• **Dataset records**
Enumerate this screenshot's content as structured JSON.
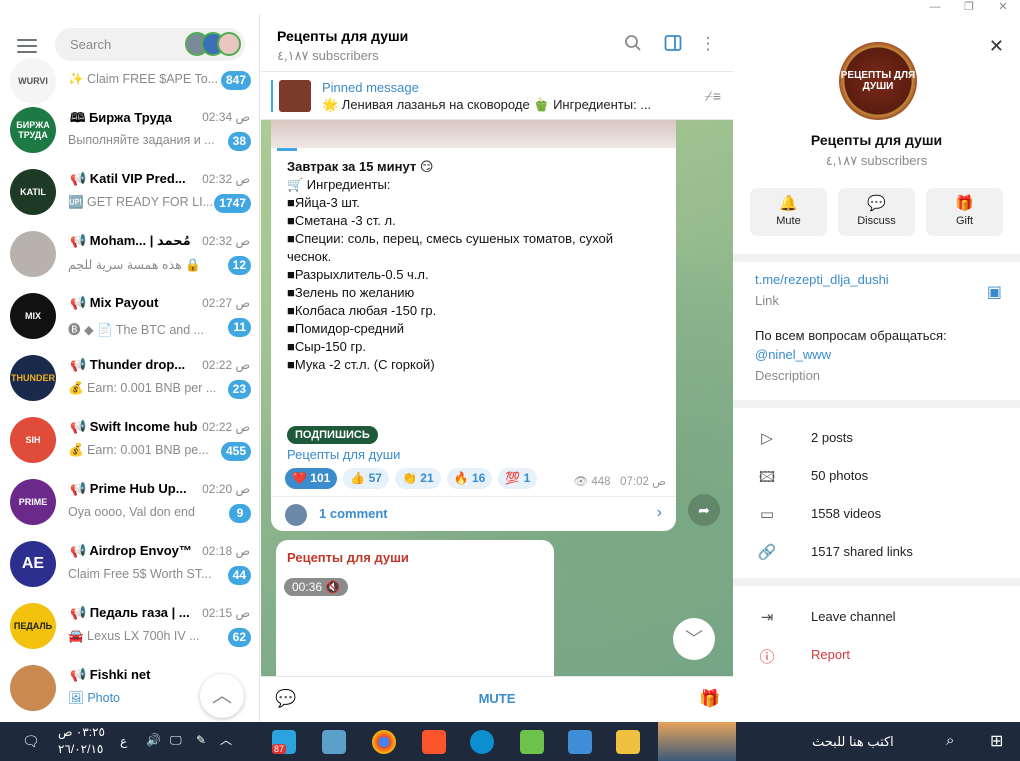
{
  "window": {
    "controls": [
      "—",
      "❐",
      "✕"
    ]
  },
  "left": {
    "search_placeholder": "Search",
    "chats": [
      {
        "name": "",
        "time": "",
        "preview": "✨ Claim FREE $APE To...",
        "badge": "847",
        "avatar_text": "WURVI",
        "avatar_color": "#f5f5f5"
      },
      {
        "name": "🕮 Биржа Труда",
        "time": "02:34 ص",
        "preview": "Выполняйте задания и ...",
        "badge": "38",
        "avatar_text": "БИРЖА ТРУДА",
        "avatar_color": "#1d7a44"
      },
      {
        "name": "📢 Katil VIP Pred...",
        "time": "02:32 ص",
        "preview": "🆙 GET READY FOR LI...",
        "badge": "1747",
        "avatar_text": "KATIL",
        "avatar_color": "#1c3a24"
      },
      {
        "name": "📢 Moham... | مُحمد",
        "time": "02:32 ص",
        "preview": "هذه همسة سرية للجم 🔒",
        "badge": "12",
        "avatar_text": "",
        "avatar_color": "#b7b2ae"
      },
      {
        "name": "📢 Mix Payout",
        "time": "02:27 ص",
        "preview": "🅑 ◆ 📄 The BTC and ...",
        "badge": "11",
        "avatar_text": "MIX",
        "avatar_color": "#111111"
      },
      {
        "name": "📢 Thunder drop...",
        "time": "02:22 ص",
        "preview": "💰 Earn: 0.001 BNB per ...",
        "badge": "23",
        "avatar_text": "THUNDER",
        "avatar_color": "#1a2a4a"
      },
      {
        "name": "📢 Swift Income hub",
        "time": "02:22 ص",
        "preview": "💰 Earn: 0.001 BNB pe...",
        "badge": "455",
        "avatar_text": "SIH",
        "avatar_color": "#e04b3a"
      },
      {
        "name": "📢 Prime Hub Up...",
        "time": "02:20 ص",
        "preview": "Oya oooo, Val don end",
        "badge": "9",
        "avatar_text": "PRIME",
        "avatar_color": "#6b2a8a"
      },
      {
        "name": "📢 Airdrop Envoy™",
        "time": "02:18 ص",
        "preview": "Claim Free 5$ Worth ST...",
        "badge": "44",
        "avatar_text": "AE",
        "avatar_color": "#2d2f8f"
      },
      {
        "name": "📢 Педаль газа | ...",
        "time": "02:15 ص",
        "preview": "🚘 Lexus LX 700h IV ...",
        "badge": "62",
        "avatar_text": "ПЕДАЛЬ",
        "avatar_color": "#f2c20f"
      },
      {
        "name": "📢 Fishki net",
        "time": "",
        "preview": "🖼 Photo",
        "badge": "",
        "avatar_text": "",
        "avatar_color": "#c9894f"
      }
    ]
  },
  "mid": {
    "title": "Рецепты для души",
    "subs": "٤,١٨٧ subscribers",
    "pinned_label": "Pinned message",
    "pinned_text": "🌟 Ленивая лазанья на сковороде 🫑 Ингредиенты: ...",
    "post_lines": [
      "Завтрак за 15 минут 😏",
      "",
      "🛒 Ингредиенты:",
      "",
      "■Яйца-3 шт.",
      "■Сметана -3 ст. л.",
      "■Специи: соль, перец, смесь сушеных томатов, сухой",
      "чеснок.",
      "■Разрыхлитель-0.5 ч.л.",
      "■Зелень по желанию",
      "■Колбаса любая -150 гр.",
      "■Помидор-средний",
      "■Сыр-150 гр.",
      "■Мука -2 ст.л. (С горкой)"
    ],
    "subscribe_badge": "ПОДПИШИСЬ",
    "subscribe_link": "Рецепты для души",
    "reactions": [
      {
        "emoji": "❤️",
        "count": "101",
        "mine": true
      },
      {
        "emoji": "👍",
        "count": "57",
        "mine": false
      },
      {
        "emoji": "👏",
        "count": "21",
        "mine": false
      },
      {
        "emoji": "🔥",
        "count": "16",
        "mine": false
      },
      {
        "emoji": "💯",
        "count": "1",
        "mine": false
      }
    ],
    "views": "448",
    "time": "07:02 ص",
    "comments": "1 comment",
    "next_author": "Рецепты для души",
    "video_duration": "00:36",
    "mute": "MUTE"
  },
  "right": {
    "logo_text": "РЕЦЕПТЫ ДЛЯ ДУШИ",
    "name": "Рецепты для души",
    "subs": "٤,١٨٧ subscribers",
    "buttons": [
      {
        "label": "Mute",
        "icon": "🔔"
      },
      {
        "label": "Discuss",
        "icon": "💬"
      },
      {
        "label": "Gift",
        "icon": "🎁"
      }
    ],
    "link": "t.me/rezepti_dlja_dushi",
    "link_caption": "Link",
    "desc_line1": "По всем вопросам обращаться:",
    "desc_handle": "@ninel_www",
    "desc_caption": "Description",
    "media": [
      {
        "label": "2 posts",
        "icon": "▷"
      },
      {
        "label": "50 photos",
        "icon": "🖾"
      },
      {
        "label": "1558 videos",
        "icon": "▭"
      },
      {
        "label": "1517 shared links",
        "icon": "🔗"
      }
    ],
    "leave": "Leave channel",
    "report": "Report",
    "accent_red": "#d33a3a"
  },
  "taskbar": {
    "time": "٠٣:٢٥ ص",
    "date": "٢٦/٠٢/١٥",
    "lang": "ع",
    "search_text": "اكتب هنا للبحث",
    "telegram_badge": "87"
  }
}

• **Given request**
Omit the pictures, then quote the rest of the material above exactly.

• **Answer for this exercise**
Enumerate this screenshot's content as structured JSON.
{
  "window": {
    "controls": [
      "—",
      "❐",
      "✕"
    ]
  },
  "left": {
    "search_placeholder": "Search",
    "chats": [
      {
        "name": "",
        "time": "",
        "preview": "✨ Claim FREE $APE To...",
        "badge": "847",
        "avatar_text": "WURVI",
        "avatar_color": "#f5f5f5"
      },
      {
        "name": "🕮 Биржа Труда",
        "time": "02:34 ص",
        "preview": "Выполняйте задания и ...",
        "badge": "38",
        "avatar_text": "БИРЖА ТРУДА",
        "avatar_color": "#1d7a44"
      },
      {
        "name": "📢 Katil VIP Pred...",
        "time": "02:32 ص",
        "preview": "🆙 GET READY FOR LI...",
        "badge": "1747",
        "avatar_text": "KATIL",
        "avatar_color": "#1c3a24"
      },
      {
        "name": "📢 Moham... | مُحمد",
        "time": "02:32 ص",
        "preview": "هذه همسة سرية للجم 🔒",
        "badge": "12",
        "avatar_text": "",
        "avatar_color": "#b7b2ae"
      },
      {
        "name": "📢 Mix Payout",
        "time": "02:27 ص",
        "preview": "🅑 ◆ 📄 The BTC and ...",
        "badge": "11",
        "avatar_text": "MIX",
        "avatar_color": "#111111"
      },
      {
        "name": "📢 Thunder drop...",
        "time": "02:22 ص",
        "preview": "💰 Earn: 0.001 BNB per ...",
        "badge": "23",
        "avatar_text": "THUNDER",
        "avatar_color": "#1a2a4a"
      },
      {
        "name": "📢 Swift Income hub",
        "time": "02:22 ص",
        "preview": "💰 Earn: 0.001 BNB pe...",
        "badge": "455",
        "avatar_text": "SIH",
        "avatar_color": "#e04b3a"
      },
      {
        "name": "📢 Prime Hub Up...",
        "time": "02:20 ص",
        "preview": "Oya oooo, Val don end",
        "badge": "9",
        "avatar_text": "PRIME",
        "avatar_color": "#6b2a8a"
      },
      {
        "name": "📢 Airdrop Envoy™",
        "time": "02:18 ص",
        "preview": "Claim Free 5$ Worth ST...",
        "badge": "44",
        "avatar_text": "AE",
        "avatar_color": "#2d2f8f"
      },
      {
        "name": "📢 Педаль газа | ...",
        "time": "02:15 ص",
        "preview": "🚘 Lexus LX 700h IV ...",
        "badge": "62",
        "avatar_text": "ПЕДАЛЬ",
        "avatar_color": "#f2c20f"
      },
      {
        "name": "📢 Fishki net",
        "time": "",
        "preview": "🖼 Photo",
        "badge": "",
        "avatar_text": "",
        "avatar_color": "#c9894f"
      }
    ]
  },
  "mid": {
    "title": "Рецепты для души",
    "subs": "٤,١٨٧ subscribers",
    "pinned_label": "Pinned message",
    "pinned_text": "🌟 Ленивая лазанья на сковороде 🫑 Ингредиенты: ...",
    "post_lines": [
      "Завтрак за 15 минут 😏",
      "",
      "🛒 Ингредиенты:",
      "",
      "■Яйца-3 шт.",
      "■Сметана -3 ст. л.",
      "■Специи: соль, перец, смесь сушеных томатов, сухой",
      "чеснок.",
      "■Разрыхлитель-0.5 ч.л.",
      "■Зелень по желанию",
      "■Колбаса любая -150 гр.",
      "■Помидор-средний",
      "■Сыр-150 гр.",
      "■Мука -2 ст.л. (С горкой)"
    ],
    "subscribe_badge": "ПОДПИШИСЬ",
    "subscribe_link": "Рецепты для души",
    "reactions": [
      {
        "emoji": "❤️",
        "count": "101",
        "mine": true
      },
      {
        "emoji": "👍",
        "count": "57",
        "mine": false
      },
      {
        "emoji": "👏",
        "count": "21",
        "mine": false
      },
      {
        "emoji": "🔥",
        "count": "16",
        "mine": false
      },
      {
        "emoji": "💯",
        "count": "1",
        "mine": false
      }
    ],
    "views": "448",
    "time": "07:02 ص",
    "comments": "1 comment",
    "next_author": "Рецепты для души",
    "video_duration": "00:36",
    "mute": "MUTE"
  },
  "right": {
    "logo_text": "РЕЦЕПТЫ ДЛЯ ДУШИ",
    "name": "Рецепты для души",
    "subs": "٤,١٨٧ subscribers",
    "buttons": [
      {
        "label": "Mute",
        "icon": "🔔"
      },
      {
        "label": "Discuss",
        "icon": "💬"
      },
      {
        "label": "Gift",
        "icon": "🎁"
      }
    ],
    "link": "t.me/rezepti_dlja_dushi",
    "link_caption": "Link",
    "desc_line1": "По всем вопросам обращаться:",
    "desc_handle": "@ninel_www",
    "desc_caption": "Description",
    "media": [
      {
        "label": "2 posts",
        "icon": "▷"
      },
      {
        "label": "50 photos",
        "icon": "🖾"
      },
      {
        "label": "1558 videos",
        "icon": "▭"
      },
      {
        "label": "1517 shared links",
        "icon": "🔗"
      }
    ],
    "leave": "Leave channel",
    "report": "Report",
    "accent_red": "#d33a3a"
  },
  "taskbar": {
    "time": "٠٣:٢٥ ص",
    "date": "٢٦/٠٢/١٥",
    "lang": "ع",
    "search_text": "اكتب هنا للبحث",
    "telegram_badge": "87"
  }
}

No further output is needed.